(A block of data)
• • • • • • •

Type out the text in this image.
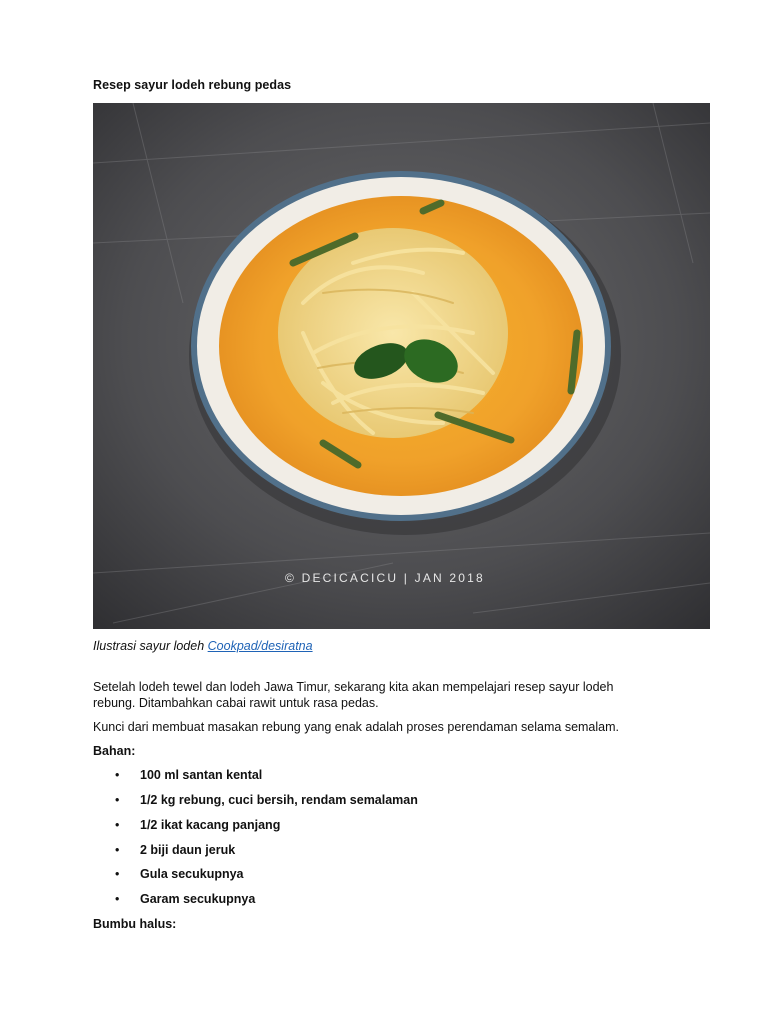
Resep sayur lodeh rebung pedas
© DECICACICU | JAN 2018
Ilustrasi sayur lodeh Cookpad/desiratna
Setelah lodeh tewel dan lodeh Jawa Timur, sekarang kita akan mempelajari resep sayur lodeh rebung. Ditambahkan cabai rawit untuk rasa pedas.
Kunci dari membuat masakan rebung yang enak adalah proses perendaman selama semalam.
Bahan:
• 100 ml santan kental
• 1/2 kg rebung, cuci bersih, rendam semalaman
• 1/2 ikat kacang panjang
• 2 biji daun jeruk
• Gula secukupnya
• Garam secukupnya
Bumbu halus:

• • • • • • •

• Exercise details
Your task is to repeat the data above exactly while excluding the pictures.

• Full response
Type out the text in this image.
Resep sayur lodeh rebung pedas
© DECICACICU | JAN 2018
Ilustrasi sayur lodeh Cookpad/desiratna
Setelah lodeh tewel dan lodeh Jawa Timur, sekarang kita akan mempelajari resep sayur lodeh rebung. Ditambahkan cabai rawit untuk rasa pedas.
Kunci dari membuat masakan rebung yang enak adalah proses perendaman selama semalam.
Bahan:
• 100 ml santan kental
• 1/2 kg rebung, cuci bersih, rendam semalaman
• 1/2 ikat kacang panjang
• 2 biji daun jeruk
• Gula secukupnya
• Garam secukupnya
Bumbu halus:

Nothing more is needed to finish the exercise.